--- start Entries shown ---

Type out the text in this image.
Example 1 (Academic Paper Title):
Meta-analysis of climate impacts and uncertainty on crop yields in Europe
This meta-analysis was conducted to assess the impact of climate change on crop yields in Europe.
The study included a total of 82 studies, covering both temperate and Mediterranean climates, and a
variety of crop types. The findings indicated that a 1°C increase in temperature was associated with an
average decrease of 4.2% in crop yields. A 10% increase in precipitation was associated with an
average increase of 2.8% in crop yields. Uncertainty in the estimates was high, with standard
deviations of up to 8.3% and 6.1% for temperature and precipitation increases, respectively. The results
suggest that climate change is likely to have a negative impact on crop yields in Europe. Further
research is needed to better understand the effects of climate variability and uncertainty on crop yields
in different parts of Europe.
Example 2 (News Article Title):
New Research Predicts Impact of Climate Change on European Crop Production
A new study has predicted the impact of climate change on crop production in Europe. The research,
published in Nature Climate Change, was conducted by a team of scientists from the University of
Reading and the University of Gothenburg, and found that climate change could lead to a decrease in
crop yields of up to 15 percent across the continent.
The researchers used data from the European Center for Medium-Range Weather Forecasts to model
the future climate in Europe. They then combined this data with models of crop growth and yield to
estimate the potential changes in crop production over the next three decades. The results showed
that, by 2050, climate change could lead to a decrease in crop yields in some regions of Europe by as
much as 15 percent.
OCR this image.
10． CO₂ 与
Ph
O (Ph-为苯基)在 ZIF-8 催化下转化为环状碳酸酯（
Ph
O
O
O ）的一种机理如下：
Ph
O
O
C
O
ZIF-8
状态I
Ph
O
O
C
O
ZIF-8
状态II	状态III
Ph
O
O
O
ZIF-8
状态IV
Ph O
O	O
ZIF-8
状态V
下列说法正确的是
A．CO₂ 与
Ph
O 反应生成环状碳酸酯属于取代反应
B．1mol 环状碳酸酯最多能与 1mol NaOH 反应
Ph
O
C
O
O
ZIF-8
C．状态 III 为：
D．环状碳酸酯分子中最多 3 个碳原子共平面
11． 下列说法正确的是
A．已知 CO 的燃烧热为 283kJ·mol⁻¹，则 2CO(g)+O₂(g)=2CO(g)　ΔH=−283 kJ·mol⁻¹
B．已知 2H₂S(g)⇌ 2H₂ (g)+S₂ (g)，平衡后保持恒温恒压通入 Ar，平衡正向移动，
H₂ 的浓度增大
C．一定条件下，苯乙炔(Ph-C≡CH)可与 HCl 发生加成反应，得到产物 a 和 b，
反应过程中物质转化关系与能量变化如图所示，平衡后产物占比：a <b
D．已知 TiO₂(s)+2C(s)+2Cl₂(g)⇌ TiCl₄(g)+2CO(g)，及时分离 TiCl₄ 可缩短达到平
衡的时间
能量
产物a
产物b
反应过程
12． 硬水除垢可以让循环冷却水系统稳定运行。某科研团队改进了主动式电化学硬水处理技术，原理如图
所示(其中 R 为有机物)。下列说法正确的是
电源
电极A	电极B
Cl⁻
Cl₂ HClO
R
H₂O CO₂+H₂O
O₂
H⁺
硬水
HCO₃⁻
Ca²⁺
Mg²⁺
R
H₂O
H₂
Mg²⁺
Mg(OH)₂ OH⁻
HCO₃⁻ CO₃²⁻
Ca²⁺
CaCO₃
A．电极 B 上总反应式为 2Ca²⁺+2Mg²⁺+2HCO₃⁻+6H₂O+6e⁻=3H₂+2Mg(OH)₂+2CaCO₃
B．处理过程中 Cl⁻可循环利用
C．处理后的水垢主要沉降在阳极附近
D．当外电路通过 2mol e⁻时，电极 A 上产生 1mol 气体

--- end Entries shown ---

**Exercise:** Go through the material and copy out every line with "average" in it.

**Answer to this task:**
average decrease of 4.2% in crop yields. A 10% increase in precipitation was associated with an
average increase of 2.8% in crop yields. Uncertainty in the estimates was high, with standard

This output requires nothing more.